* [Task brief]
Would you quote the material below in full and unchanged?

Collected data entries
[start]

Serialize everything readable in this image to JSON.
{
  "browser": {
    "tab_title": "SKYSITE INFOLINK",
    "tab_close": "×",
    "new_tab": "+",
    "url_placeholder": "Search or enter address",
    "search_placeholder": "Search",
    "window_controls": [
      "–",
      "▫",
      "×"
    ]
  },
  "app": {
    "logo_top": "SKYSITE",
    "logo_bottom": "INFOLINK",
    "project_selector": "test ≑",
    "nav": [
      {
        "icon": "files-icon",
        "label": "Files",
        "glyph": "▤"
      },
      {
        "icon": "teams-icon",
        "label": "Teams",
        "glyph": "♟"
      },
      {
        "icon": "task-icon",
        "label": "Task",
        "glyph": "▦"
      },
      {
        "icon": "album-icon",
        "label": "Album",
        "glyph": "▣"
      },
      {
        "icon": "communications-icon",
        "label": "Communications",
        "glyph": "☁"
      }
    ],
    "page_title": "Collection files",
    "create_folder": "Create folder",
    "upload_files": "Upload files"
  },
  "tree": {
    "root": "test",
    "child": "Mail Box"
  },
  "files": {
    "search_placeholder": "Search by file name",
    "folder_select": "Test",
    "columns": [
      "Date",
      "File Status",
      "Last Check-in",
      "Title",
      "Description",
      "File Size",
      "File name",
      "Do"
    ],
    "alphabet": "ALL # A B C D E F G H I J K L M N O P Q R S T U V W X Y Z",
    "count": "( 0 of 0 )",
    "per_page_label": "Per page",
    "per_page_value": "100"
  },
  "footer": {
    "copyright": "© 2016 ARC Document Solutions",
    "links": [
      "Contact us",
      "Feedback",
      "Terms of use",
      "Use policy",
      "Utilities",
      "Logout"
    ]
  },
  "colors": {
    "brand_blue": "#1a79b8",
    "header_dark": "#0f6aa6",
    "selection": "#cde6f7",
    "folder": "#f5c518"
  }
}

[end]

* [Response to the task]
Serialize everything readable in this image to JSON.
{
  "browser": {
    "tab_title": "SKYSITE INFOLINK",
    "tab_close": "×",
    "new_tab": "+",
    "url_placeholder": "Search or enter address",
    "search_placeholder": "Search",
    "window_controls": [
      "–",
      "▫",
      "×"
    ]
  },
  "app": {
    "logo_top": "SKYSITE",
    "logo_bottom": "INFOLINK",
    "project_selector": "test ≑",
    "nav": [
      {
        "icon": "files-icon",
        "label": "Files",
        "glyph": "▤"
      },
      {
        "icon": "teams-icon",
        "label": "Teams",
        "glyph": "♟"
      },
      {
        "icon": "task-icon",
        "label": "Task",
        "glyph": "▦"
      },
      {
        "icon": "album-icon",
        "label": "Album",
        "glyph": "▣"
      },
      {
        "icon": "communications-icon",
        "label": "Communications",
        "glyph": "☁"
      }
    ],
    "page_title": "Collection files",
    "create_folder": "Create folder",
    "upload_files": "Upload files"
  },
  "tree": {
    "root": "test",
    "child": "Mail Box"
  },
  "files": {
    "search_placeholder": "Search by file name",
    "folder_select": "Test",
    "columns": [
      "Date",
      "File Status",
      "Last Check-in",
      "Title",
      "Description",
      "File Size",
      "File name",
      "Do"
    ],
    "alphabet": "ALL # A B C D E F G H I J K L M N O P Q R S T U V W X Y Z",
    "count": "( 0 of 0 )",
    "per_page_label": "Per page",
    "per_page_value": "100"
  },
  "footer": {
    "copyright": "© 2016 ARC Document Solutions",
    "links": [
      "Contact us",
      "Feedback",
      "Terms of use",
      "Use policy",
      "Utilities",
      "Logout"
    ]
  },
  "colors": {
    "brand_blue": "#1a79b8",
    "header_dark": "#0f6aa6",
    "selection": "#cde6f7",
    "folder": "#f5c518"
  }
}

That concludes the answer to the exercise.